→ **SUPPLIED RECORDS**:
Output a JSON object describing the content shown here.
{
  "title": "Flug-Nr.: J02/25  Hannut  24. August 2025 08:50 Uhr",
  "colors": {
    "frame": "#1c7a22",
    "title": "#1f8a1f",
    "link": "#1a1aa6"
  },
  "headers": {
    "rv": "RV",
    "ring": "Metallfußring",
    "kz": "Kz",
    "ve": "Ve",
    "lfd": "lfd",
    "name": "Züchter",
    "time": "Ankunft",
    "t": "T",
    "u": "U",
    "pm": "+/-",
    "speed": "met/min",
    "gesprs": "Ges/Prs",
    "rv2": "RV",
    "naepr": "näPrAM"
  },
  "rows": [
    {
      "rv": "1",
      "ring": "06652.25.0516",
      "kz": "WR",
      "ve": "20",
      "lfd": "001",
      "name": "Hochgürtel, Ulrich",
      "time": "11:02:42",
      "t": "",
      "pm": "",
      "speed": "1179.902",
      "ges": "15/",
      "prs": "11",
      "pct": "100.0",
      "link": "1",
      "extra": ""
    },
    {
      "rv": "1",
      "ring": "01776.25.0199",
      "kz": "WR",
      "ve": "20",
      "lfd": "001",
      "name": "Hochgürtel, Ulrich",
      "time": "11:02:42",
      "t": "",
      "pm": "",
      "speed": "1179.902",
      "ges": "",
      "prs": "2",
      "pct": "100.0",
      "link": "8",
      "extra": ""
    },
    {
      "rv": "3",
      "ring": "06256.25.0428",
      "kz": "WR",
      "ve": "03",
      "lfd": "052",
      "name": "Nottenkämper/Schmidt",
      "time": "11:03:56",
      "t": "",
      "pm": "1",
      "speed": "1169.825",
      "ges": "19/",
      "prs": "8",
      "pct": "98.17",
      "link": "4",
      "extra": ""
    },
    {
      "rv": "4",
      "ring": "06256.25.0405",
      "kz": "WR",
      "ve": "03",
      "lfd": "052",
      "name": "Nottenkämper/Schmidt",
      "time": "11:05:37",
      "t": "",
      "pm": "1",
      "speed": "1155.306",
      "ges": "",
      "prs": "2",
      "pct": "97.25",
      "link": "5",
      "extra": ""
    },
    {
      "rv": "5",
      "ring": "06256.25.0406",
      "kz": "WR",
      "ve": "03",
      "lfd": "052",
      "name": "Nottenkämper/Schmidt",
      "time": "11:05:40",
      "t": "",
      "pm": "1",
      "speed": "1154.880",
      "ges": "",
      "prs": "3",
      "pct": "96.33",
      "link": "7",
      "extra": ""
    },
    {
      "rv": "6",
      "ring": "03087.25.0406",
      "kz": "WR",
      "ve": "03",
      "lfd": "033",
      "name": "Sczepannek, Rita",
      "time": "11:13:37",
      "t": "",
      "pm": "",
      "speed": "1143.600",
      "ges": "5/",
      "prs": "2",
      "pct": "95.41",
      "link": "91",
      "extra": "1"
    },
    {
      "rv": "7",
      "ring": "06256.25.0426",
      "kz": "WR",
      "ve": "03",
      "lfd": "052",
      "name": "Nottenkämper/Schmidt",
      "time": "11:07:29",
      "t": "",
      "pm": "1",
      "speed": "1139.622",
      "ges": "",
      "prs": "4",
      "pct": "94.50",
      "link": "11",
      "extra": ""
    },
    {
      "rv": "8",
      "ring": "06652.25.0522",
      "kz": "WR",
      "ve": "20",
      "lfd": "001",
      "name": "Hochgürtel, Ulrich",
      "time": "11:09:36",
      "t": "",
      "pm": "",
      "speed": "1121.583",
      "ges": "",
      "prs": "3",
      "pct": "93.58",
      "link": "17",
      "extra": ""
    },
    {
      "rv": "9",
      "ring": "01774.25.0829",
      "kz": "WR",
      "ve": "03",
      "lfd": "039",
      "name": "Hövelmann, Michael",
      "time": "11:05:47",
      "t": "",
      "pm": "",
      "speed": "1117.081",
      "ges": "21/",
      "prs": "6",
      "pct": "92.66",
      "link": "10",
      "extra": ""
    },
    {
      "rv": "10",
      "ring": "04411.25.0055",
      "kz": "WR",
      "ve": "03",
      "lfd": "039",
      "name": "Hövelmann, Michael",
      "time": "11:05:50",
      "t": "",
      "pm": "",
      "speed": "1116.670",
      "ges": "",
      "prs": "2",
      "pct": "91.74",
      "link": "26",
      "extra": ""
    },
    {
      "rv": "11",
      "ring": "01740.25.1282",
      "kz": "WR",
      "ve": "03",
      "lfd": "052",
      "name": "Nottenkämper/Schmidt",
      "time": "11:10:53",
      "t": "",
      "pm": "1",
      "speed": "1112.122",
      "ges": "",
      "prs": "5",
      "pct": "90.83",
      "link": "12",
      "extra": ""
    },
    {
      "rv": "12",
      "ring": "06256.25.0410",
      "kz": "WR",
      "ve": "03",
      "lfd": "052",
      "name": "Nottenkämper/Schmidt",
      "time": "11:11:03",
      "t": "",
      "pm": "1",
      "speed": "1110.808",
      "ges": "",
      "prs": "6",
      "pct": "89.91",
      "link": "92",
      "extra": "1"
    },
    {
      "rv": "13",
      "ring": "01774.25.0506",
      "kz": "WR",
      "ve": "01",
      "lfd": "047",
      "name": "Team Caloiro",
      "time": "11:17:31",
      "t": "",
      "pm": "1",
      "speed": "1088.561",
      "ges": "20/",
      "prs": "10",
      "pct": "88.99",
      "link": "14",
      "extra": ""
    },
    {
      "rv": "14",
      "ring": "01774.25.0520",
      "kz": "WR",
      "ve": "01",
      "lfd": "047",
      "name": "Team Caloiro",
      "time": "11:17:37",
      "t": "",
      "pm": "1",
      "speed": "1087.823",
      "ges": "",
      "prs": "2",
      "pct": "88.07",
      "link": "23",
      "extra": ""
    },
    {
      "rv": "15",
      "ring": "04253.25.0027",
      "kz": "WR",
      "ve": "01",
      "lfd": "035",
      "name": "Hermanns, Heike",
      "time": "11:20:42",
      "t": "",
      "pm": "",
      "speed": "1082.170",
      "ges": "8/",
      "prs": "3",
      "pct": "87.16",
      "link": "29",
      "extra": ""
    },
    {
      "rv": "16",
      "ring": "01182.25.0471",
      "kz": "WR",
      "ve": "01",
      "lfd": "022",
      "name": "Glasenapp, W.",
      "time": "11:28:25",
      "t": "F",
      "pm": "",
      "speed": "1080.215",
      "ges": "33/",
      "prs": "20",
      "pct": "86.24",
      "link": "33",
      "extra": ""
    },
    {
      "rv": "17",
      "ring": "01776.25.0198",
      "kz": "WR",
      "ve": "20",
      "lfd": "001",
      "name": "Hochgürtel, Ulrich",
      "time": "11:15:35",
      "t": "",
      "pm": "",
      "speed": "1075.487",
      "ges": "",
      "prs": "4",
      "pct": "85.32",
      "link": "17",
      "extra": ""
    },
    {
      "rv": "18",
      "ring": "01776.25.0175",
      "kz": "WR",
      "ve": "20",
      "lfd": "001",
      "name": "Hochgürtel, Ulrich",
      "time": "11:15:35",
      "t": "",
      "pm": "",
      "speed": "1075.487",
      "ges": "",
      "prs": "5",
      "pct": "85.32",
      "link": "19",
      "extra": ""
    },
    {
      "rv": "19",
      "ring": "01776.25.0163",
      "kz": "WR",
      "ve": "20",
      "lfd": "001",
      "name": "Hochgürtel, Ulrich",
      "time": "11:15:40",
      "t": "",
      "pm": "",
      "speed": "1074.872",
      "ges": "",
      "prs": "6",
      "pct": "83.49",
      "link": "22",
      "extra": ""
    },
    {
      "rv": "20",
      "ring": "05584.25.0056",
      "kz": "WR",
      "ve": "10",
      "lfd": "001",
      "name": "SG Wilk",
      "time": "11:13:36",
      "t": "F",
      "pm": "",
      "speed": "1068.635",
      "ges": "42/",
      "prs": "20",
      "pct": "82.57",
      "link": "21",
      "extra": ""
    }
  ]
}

→ **WHAT THE EXERCISE ASKS**: Look through the records above and report how many lines hold the word "title", giving only the number.

→ **FINISHED TASK**: 2